-- BEGIN PROVIDED PASSAGE --

1. Super Toad Tarpon fly. Yarn body, rubber band legs, rabbit and marabou tail
@permitchaser what knot is that on the toad fly? Can't tie a knot, tie a lot? :)
coconutgroves, that looks like a Lefty Krey knot.
Backwater your right, as usual, I got the knot out of Lefty's 1986 book Fly Fishing In Saltwater. It may also be called an Arbor Knot
Lefty's loop knot and the arbor knot are totally different animals, the knot described sounds like an arbor knot, and in the heavy bite tippet knot strength isn't important, conversely the loop knot aproaches 100% strength if properly tied according to Lefty's instructions.
JC
Jon, I've tied a ton of these knots. You'll notice that the tag end in this pic points to the hook and is a loop knot.
Also Jon, with an Arbor knot, the tag end points away from the hook and is a jam knot that is cinched down to the hook.

At the hook, I always like loop knot that the tag end points towards the hook to avoid it catching weeds and slime type vegetation. About 6 or 7 years before that, I use to use another knot that the tag would stick straight out to the side, and thereby catch things, It also pulled a few times. So I wasn't crazy about that knot. So about 20yrs ago, I ran across the Lefty Krey knot. Lefty didn't actually come up with this knot. It was called a "Non-Slip Knot" and Lefty always referred to it and claimed it was his favorite knot to use, especially in saltwater. So it was referred to as the "Lefty Krey Knot." I personally heard him tell that story about it back in the 90's

Here is a video I just found to illustrate it for those who are knot familiar with it. (pun intended! ;) )

-- END PROVIDED PASSAGE --
-- BEGIN ROWS --

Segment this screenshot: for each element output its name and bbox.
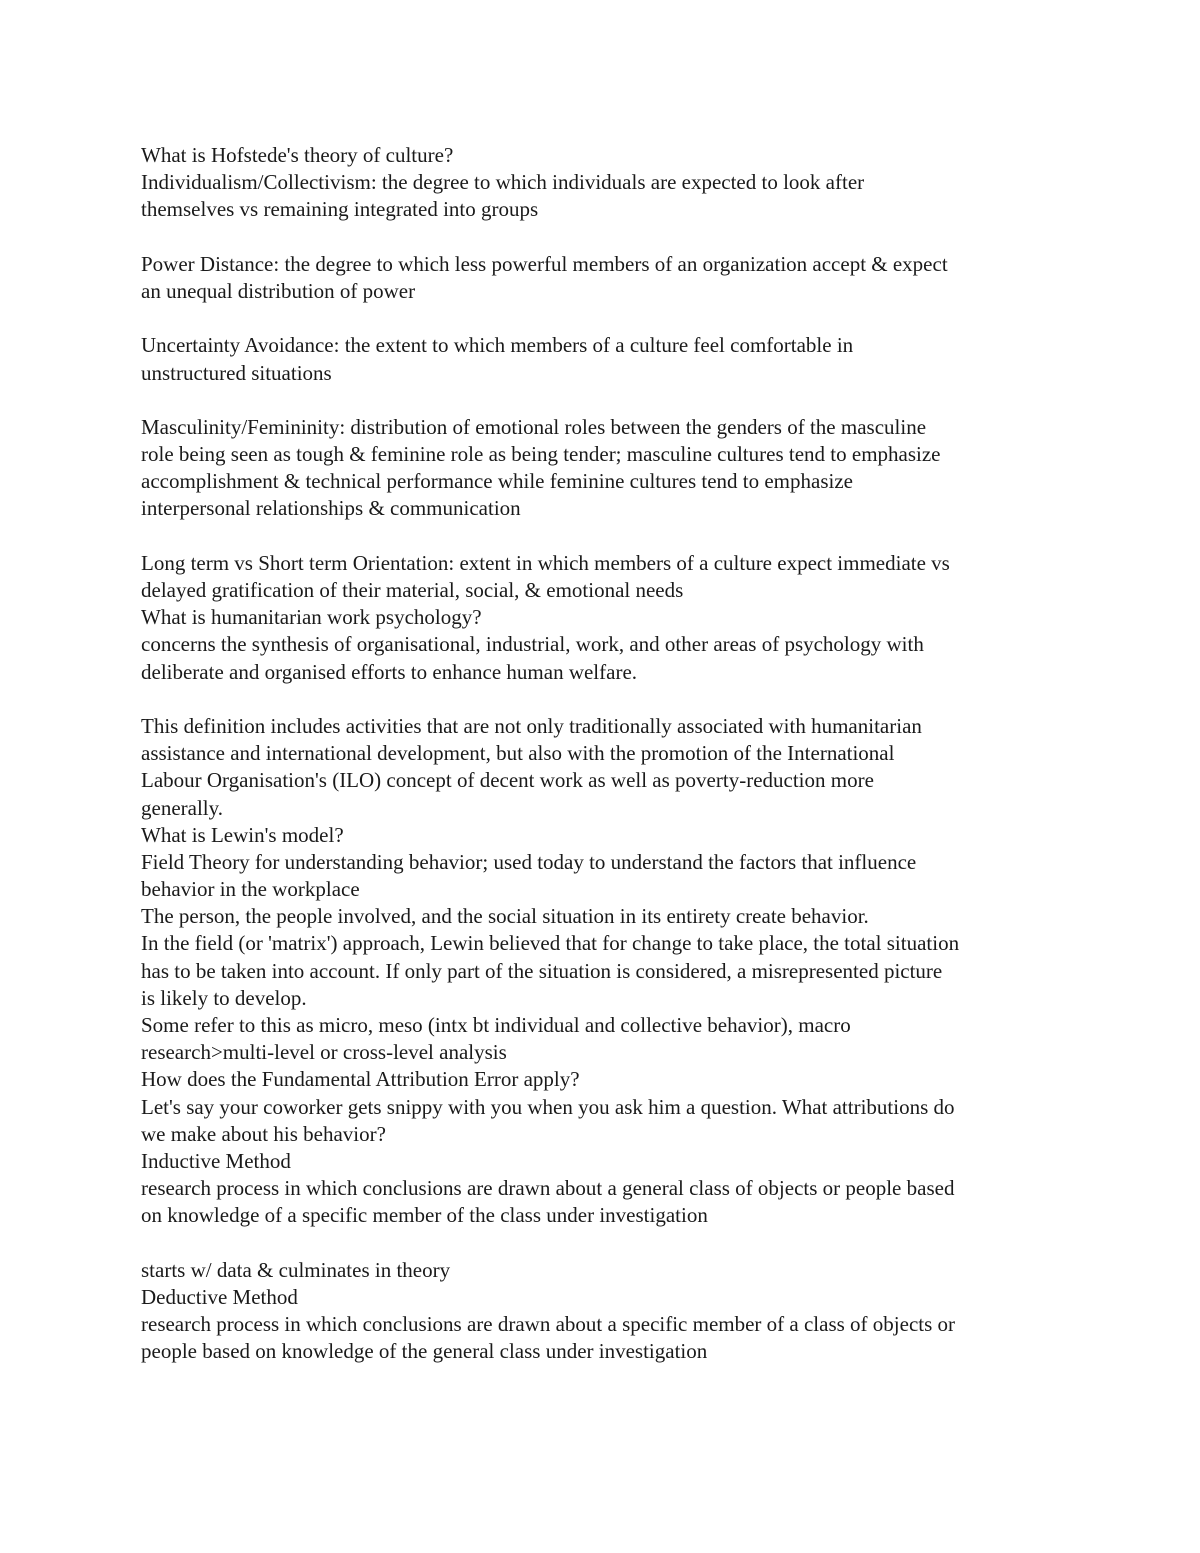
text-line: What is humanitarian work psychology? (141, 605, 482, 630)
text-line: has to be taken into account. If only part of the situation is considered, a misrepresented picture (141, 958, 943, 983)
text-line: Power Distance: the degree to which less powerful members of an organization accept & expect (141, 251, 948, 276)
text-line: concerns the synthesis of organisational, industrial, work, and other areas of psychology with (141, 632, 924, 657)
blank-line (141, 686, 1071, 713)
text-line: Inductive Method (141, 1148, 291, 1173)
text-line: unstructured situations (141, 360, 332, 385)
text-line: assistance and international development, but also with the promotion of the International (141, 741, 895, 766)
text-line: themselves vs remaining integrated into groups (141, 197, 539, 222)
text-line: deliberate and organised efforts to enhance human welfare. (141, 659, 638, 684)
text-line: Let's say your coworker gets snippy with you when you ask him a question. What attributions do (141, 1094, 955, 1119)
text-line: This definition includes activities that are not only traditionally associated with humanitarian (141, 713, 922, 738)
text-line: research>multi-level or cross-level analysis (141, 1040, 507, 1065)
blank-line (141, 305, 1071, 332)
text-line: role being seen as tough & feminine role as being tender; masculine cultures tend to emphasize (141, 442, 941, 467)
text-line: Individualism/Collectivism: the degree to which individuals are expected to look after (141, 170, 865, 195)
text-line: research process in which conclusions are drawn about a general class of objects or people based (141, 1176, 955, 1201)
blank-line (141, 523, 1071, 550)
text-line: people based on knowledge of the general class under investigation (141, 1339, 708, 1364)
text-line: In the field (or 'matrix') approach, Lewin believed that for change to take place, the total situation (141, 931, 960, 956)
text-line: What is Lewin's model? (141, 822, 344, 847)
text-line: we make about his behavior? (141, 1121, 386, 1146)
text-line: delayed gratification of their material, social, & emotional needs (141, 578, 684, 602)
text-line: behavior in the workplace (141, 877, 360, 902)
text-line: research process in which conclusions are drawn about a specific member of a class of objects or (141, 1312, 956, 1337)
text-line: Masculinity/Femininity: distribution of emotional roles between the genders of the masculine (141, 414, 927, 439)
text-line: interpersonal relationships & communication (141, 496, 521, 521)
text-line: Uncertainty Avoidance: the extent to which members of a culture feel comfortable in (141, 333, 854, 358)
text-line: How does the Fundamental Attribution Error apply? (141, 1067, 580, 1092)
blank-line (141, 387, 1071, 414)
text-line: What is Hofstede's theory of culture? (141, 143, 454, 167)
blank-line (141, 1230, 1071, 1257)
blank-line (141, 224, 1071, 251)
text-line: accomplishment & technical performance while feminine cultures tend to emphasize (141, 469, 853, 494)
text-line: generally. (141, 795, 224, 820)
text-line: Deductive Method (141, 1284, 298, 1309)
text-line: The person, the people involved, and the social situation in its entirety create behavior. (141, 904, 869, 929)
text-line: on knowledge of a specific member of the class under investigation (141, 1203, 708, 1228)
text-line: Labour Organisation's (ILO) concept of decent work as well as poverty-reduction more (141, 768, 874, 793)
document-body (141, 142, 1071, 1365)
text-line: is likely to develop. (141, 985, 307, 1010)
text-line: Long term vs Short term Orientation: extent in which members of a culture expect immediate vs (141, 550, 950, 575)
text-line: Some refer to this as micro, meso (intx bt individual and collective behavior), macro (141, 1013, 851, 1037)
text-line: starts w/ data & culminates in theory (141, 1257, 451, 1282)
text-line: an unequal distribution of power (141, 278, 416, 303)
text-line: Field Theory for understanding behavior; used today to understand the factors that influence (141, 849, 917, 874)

-- END ROWS --

▶ [WHAT TO PRODUCE]: List every material that the fly-fishing thread names for building the Super Toad Tarpon fly. The items are separate material with no connection to the fly-fishing thread.

▶ [RESULT OF THIS TASK]: Yarn (body), rubber bands (legs), rabbit (tail), marabou (tail)